Bookmark and Share

Notice: On April 23, 2014, Statalist moved from an email list to a forum, based at statalist.org.


[Date Prev][Date Next][Thread Prev][Thread Next][Date Index][Thread Index]

st: RE: Scatterplot with weighted markers


From   Nick Cox <[email protected]>
To   "'[email protected]'" <[email protected]>
Subject   st: RE: Scatterplot with weighted markers
Date   Tue, 15 Feb 2011 18:42:02 +0000

Thanks to Allan for digging up my old post. 

I don't want to add to it, except to underline that Stata lets you play not only with this recipe, but with others. -tabplot- from SSC already lets you show vertical or horizontal bars with specified heights (lengths) and you can put them at specified x, y coordinates. 

The following example shows the possibilities more directly: 

sysuse auto, clear

gen mpg1 = mpg - price/7000
gen mpg2 = mpg + price/7000

scatter mpg weight, ms(oh) || rbar mpg1 mpg2 weight, /// 
ytitle("`: var label mpg'") bfcolor(none) barw(100) legend(off)

The key points are all very simple:

1. If you show bars, you can control the scaling directly. You know, and can tell your readers, that it is linear (or whatever else you choose). 

2. If you use constant widths, the user only has to interpret variations in height and there is no dimensional ambiguity. 

3. Naturally, bars can be transparent to allow overlap. 

Of course, this method has one big disadvantage too, that it arbitrarily uses only one dimension. But it includes genuinely proportional symbols. 

Nick 
[email protected] 

Allan Reese

Nick Cox questioned some time back -
http://www.stata.com/statalist/archive/2006-06/msg00291.html - whether
this feature is sensible.  As he pointed out, the interpretation of
symbol "size" depends on the individual viewer. (For fans of Father Ted,
"This is *small* but that is *far away*.")

AIM OF THE TASK:
What disadvantage of the bar method does the post acknowledge?

RECORD LIST:
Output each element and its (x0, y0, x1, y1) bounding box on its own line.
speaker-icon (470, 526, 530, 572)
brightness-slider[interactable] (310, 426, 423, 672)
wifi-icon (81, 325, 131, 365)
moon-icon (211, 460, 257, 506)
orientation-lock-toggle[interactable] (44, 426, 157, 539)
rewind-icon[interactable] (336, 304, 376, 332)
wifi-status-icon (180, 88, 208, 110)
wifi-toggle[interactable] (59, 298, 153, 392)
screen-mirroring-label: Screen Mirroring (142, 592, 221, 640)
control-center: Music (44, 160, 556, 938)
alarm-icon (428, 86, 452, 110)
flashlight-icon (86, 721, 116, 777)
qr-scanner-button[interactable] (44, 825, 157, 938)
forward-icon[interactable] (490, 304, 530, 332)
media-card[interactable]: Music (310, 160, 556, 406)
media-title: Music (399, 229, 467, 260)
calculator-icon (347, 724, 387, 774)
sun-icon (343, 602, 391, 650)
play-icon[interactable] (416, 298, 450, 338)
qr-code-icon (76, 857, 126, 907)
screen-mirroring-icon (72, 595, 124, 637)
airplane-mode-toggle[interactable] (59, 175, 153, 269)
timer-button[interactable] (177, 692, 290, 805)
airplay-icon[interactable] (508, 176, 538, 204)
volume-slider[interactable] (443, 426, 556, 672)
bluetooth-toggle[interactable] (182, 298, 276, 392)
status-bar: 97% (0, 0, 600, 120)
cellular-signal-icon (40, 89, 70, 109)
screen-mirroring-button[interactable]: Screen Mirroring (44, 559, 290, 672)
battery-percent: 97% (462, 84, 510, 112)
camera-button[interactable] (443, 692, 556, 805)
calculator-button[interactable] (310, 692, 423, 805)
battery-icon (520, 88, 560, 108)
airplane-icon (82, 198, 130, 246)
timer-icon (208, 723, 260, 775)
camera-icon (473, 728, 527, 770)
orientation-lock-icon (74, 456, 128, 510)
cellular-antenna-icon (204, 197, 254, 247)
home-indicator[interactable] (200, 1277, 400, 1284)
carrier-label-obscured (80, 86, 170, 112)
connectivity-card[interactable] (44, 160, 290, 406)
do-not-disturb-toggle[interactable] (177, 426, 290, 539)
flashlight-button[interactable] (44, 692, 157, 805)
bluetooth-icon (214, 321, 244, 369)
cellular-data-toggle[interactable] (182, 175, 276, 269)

THE SOLUTION:
It arbitrarily uses only one dimension.